- _Provided material_
──────────────────────────────

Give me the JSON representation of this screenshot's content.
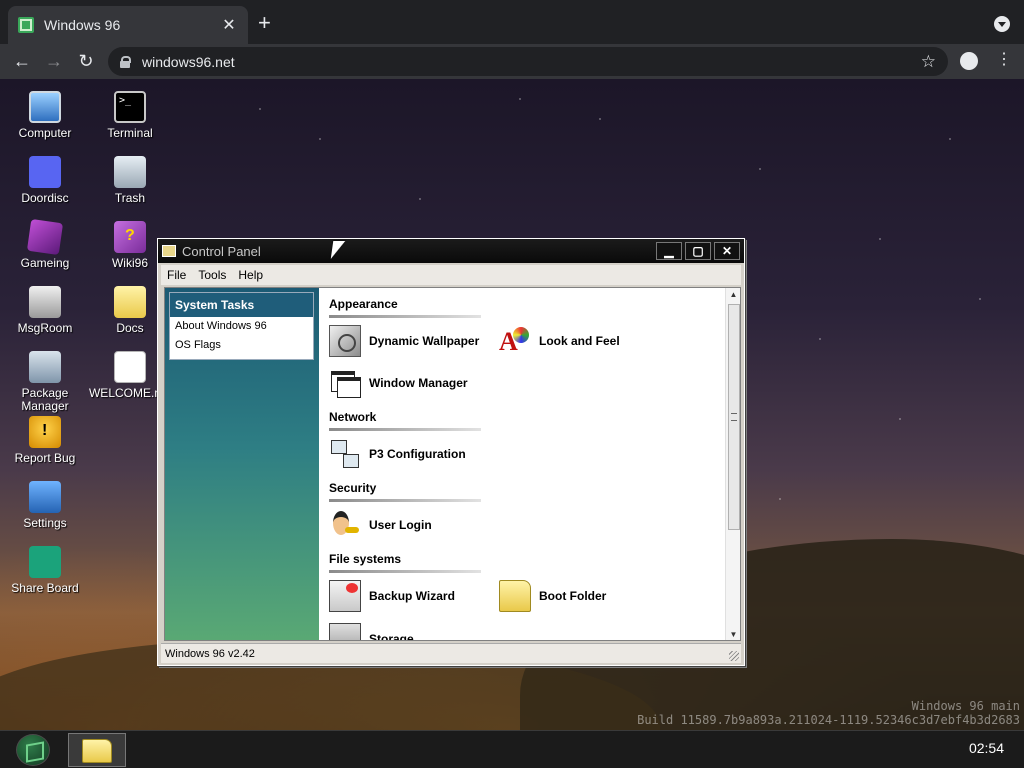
{
  "browser": {
    "tab_title": "Windows 96",
    "tab_close": "✕",
    "new_tab": "+",
    "url": "windows96.net",
    "back": "←",
    "forward": "→",
    "reload": "↻",
    "bookmark": "☆",
    "menu": "⋮"
  },
  "desktop": {
    "icons": [
      {
        "label": "Computer",
        "icon": "computer-icon"
      },
      {
        "label": "Terminal",
        "icon": "terminal-icon"
      },
      {
        "label": "Doordisc",
        "icon": "discord-icon"
      },
      {
        "label": "Trash",
        "icon": "trash-icon"
      },
      {
        "label": "Gameing",
        "icon": "game-cube-icon"
      },
      {
        "label": "Wiki96",
        "icon": "wiki-book-icon"
      },
      {
        "label": "MsgRoom",
        "icon": "message-room-icon"
      },
      {
        "label": "Docs",
        "icon": "folder-icon"
      },
      {
        "label": "Package Manager",
        "icon": "package-icon"
      },
      {
        "label": "WELCOME.md",
        "icon": "document-icon"
      },
      {
        "label": "Report Bug",
        "icon": "warning-shield-icon"
      },
      {
        "label": "Settings",
        "icon": "settings-icon"
      },
      {
        "label": "Share Board",
        "icon": "share-icon"
      }
    ],
    "build_line1": "Windows 96 main",
    "build_line2": "Build 11589.7b9a893a.211024-1119.52346c3d7ebf4b3d2683"
  },
  "window": {
    "title": "Control Panel",
    "minimize": "▁",
    "maximize": "▢",
    "close": "✕",
    "menu": [
      "File",
      "Tools",
      "Help"
    ],
    "tasks": {
      "heading": "System Tasks",
      "links": [
        "About Windows 96",
        "OS Flags"
      ]
    },
    "sections": [
      {
        "title": "Appearance"
      },
      {
        "title": "Network"
      },
      {
        "title": "Security"
      },
      {
        "title": "File systems"
      }
    ],
    "items": {
      "dynamic_wallpaper": "Dynamic Wallpaper",
      "look_and_feel": "Look and Feel",
      "window_manager": "Window Manager",
      "p3_configuration": "P3 Configuration",
      "user_login": "User Login",
      "backup_wizard": "Backup Wizard",
      "boot_folder": "Boot Folder",
      "storage": "Storage"
    },
    "status": "Windows 96 v2.42"
  },
  "taskbar": {
    "clock": "02:54"
  }
}
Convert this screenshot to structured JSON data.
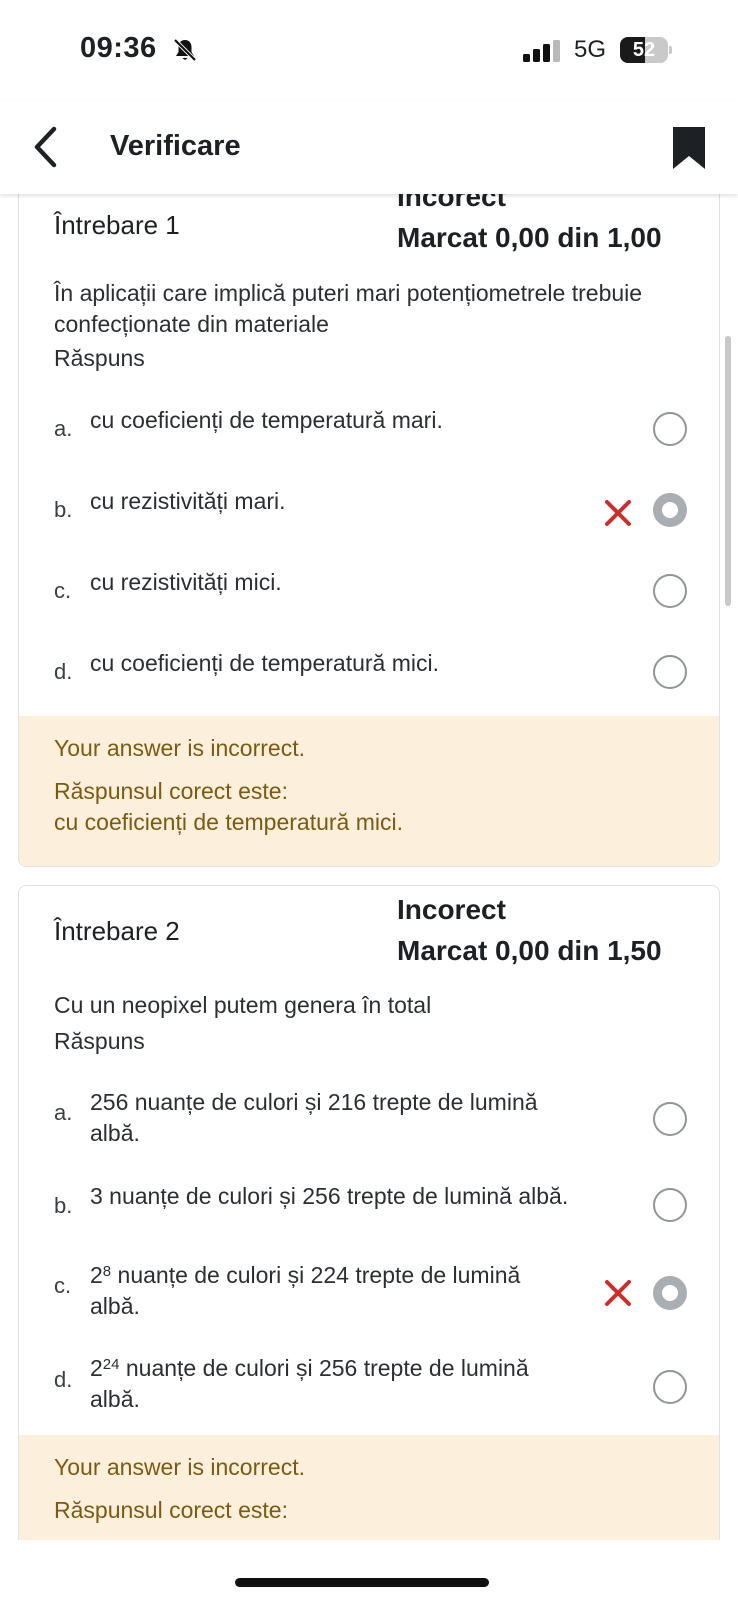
{
  "status_bar": {
    "time": "09:36",
    "network": "5G",
    "battery_level": "52",
    "battery_fill_fraction": 0.52,
    "icons": [
      "bell-slash-icon",
      "cellular-signal-icon",
      "battery-icon"
    ]
  },
  "header": {
    "title": "Verificare",
    "icons": [
      "back-chevron-icon",
      "bookmark-icon"
    ]
  },
  "questions": [
    {
      "label": "Întrebare 1",
      "state": "Incorect",
      "grade": "Marcat 0,00 din 1,00",
      "text": "În aplicații care implică puteri mari potențiometrele trebuie confecționate din materiale",
      "answer_label": "Răspuns",
      "options": [
        {
          "letter": "a.",
          "text": "cu coeficienți de temperatură mari.",
          "selected": false,
          "marked_wrong": false
        },
        {
          "letter": "b.",
          "text": "cu rezistivități mari.",
          "selected": true,
          "marked_wrong": true
        },
        {
          "letter": "c.",
          "text": "cu rezistivități mici.",
          "selected": false,
          "marked_wrong": false
        },
        {
          "letter": "d.",
          "text": "cu coeficienți de temperatură mici.",
          "selected": false,
          "marked_wrong": false
        }
      ],
      "feedback": {
        "result": "Your answer is incorrect.",
        "correct_label": "Răspunsul corect este:",
        "correct_answer": "cu coeficienți de temperatură mici."
      }
    },
    {
      "label": "Întrebare 2",
      "state": "Incorect",
      "grade": "Marcat 0,00 din 1,50",
      "text": "Cu un neopixel putem genera în total",
      "answer_label": "Răspuns",
      "options": [
        {
          "letter": "a.",
          "text_line1": "256 nuanțe de culori și 216 trepte de lumină",
          "text_line2": "albă.",
          "selected": false,
          "marked_wrong": false
        },
        {
          "letter": "b.",
          "text_line1": "3 nuanțe de culori și 256 trepte de lumină albă.",
          "selected": false,
          "marked_wrong": false
        },
        {
          "letter": "c.",
          "base": "2",
          "exponent": "8",
          "text_line1_rest": " nuanțe de culori și 224 trepte de lumină",
          "text_line2": "albă.",
          "selected": true,
          "marked_wrong": true
        },
        {
          "letter": "d.",
          "base": "2",
          "exponent": "24",
          "text_line1_rest": " nuanțe de culori și 256 trepte de lumină",
          "text_line2": "albă.",
          "selected": false,
          "marked_wrong": false
        }
      ],
      "feedback": {
        "result": "Your answer is incorrect.",
        "correct_label": "Răspunsul corect este:"
      }
    }
  ],
  "colors": {
    "wrong_mark": "#c9302c",
    "feedback_background": "#fcefdc",
    "feedback_text": "#7d5a12"
  }
}
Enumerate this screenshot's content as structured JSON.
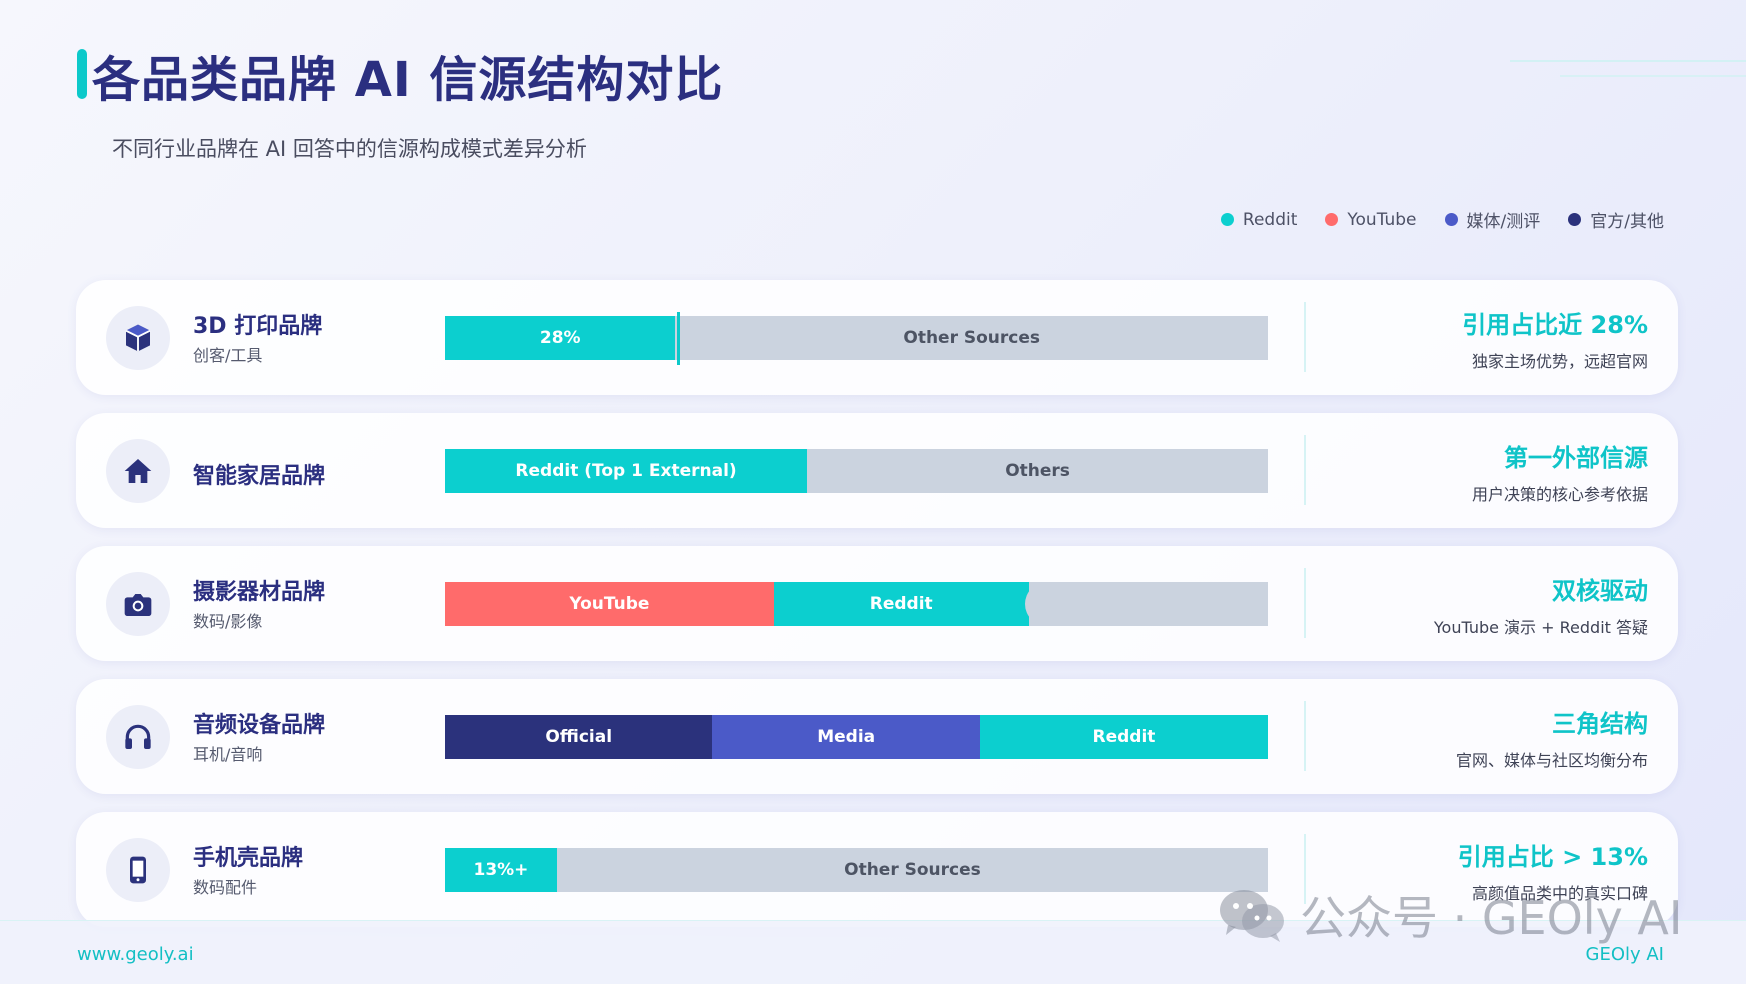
{
  "title": "各品类品牌 AI 信源结构对比",
  "subtitle": "不同行业品牌在 AI 回答中的信源构成模式差异分析",
  "colors": {
    "reddit": "#0ccfcf",
    "youtube": "#ff6b6b",
    "media": "#4b5ac8",
    "official": "#2b327c",
    "other": "#cbd3df"
  },
  "legend": [
    {
      "label": "Reddit",
      "color": "#0ccfcf"
    },
    {
      "label": "YouTube",
      "color": "#ff6b6b"
    },
    {
      "label": "媒体/测评",
      "color": "#4b5ac8"
    },
    {
      "label": "官方/其他",
      "color": "#2b327c"
    }
  ],
  "chart_data": {
    "type": "bar",
    "orientation": "horizontal",
    "stacked": true,
    "unit": "share of citations (%)",
    "rows": [
      {
        "category": "3D 打印品牌",
        "subcategory": "创客/工具",
        "icon": "cube-icon",
        "segments": [
          {
            "label": "28%",
            "source": "Reddit",
            "value": 28,
            "color": "#0ccfcf"
          },
          {
            "label": "Other Sources",
            "source": "Other",
            "value": 72,
            "color": "#cbd3df"
          }
        ],
        "stat_title": "引用占比近 28%",
        "stat_desc": "独家主场优势，远超官网"
      },
      {
        "category": "智能家居品牌",
        "subcategory": "",
        "icon": "home-icon",
        "segments": [
          {
            "label": "Reddit (Top 1 External)",
            "source": "Reddit",
            "value": 44,
            "color": "#0ccfcf"
          },
          {
            "label": "Others",
            "source": "Other",
            "value": 56,
            "color": "#cbd3df"
          }
        ],
        "stat_title": "第一外部信源",
        "stat_desc": "用户决策的核心参考依据"
      },
      {
        "category": "摄影器材品牌",
        "subcategory": "数码/影像",
        "icon": "camera-icon",
        "segments": [
          {
            "label": "YouTube",
            "source": "YouTube",
            "value": 40,
            "color": "#ff6b6b"
          },
          {
            "label": "Reddit",
            "source": "Reddit",
            "value": 31,
            "color": "#0ccfcf"
          },
          {
            "label": "",
            "source": "Other",
            "value": 29,
            "color": "#cbd3df"
          }
        ],
        "stat_title": "双核驱动",
        "stat_desc": "YouTube 演示 + Reddit 答疑"
      },
      {
        "category": "音频设备品牌",
        "subcategory": "耳机/音响",
        "icon": "headphones-icon",
        "segments": [
          {
            "label": "Official",
            "source": "官方/其他",
            "value": 32.5,
            "color": "#2b327c"
          },
          {
            "label": "Media",
            "source": "媒体/测评",
            "value": 32.5,
            "color": "#4b5ac8"
          },
          {
            "label": "Reddit",
            "source": "Reddit",
            "value": 35,
            "color": "#0ccfcf"
          }
        ],
        "stat_title": "三角结构",
        "stat_desc": "官网、媒体与社区均衡分布"
      },
      {
        "category": "手机壳品牌",
        "subcategory": "数码配件",
        "icon": "phone-icon",
        "segments": [
          {
            "label": "13%+",
            "source": "Reddit",
            "value": 13.6,
            "color": "#0ccfcf"
          },
          {
            "label": "Other Sources",
            "source": "Other",
            "value": 86.4,
            "color": "#cbd3df"
          }
        ],
        "stat_title": "引用占比 > 13%",
        "stat_desc": "高颜值品类中的真实口碑"
      }
    ]
  },
  "footer": {
    "url": "www.geoly.ai",
    "brand": "GEOly AI"
  },
  "watermark": {
    "icon": "wechat-icon",
    "text": "公众号 · GEOly AI"
  }
}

──────────────────────────────

- _Written request_
Only the number is wanted: how many lines of the data contain the word "coeficienți"?

- _Result of the exercise_
3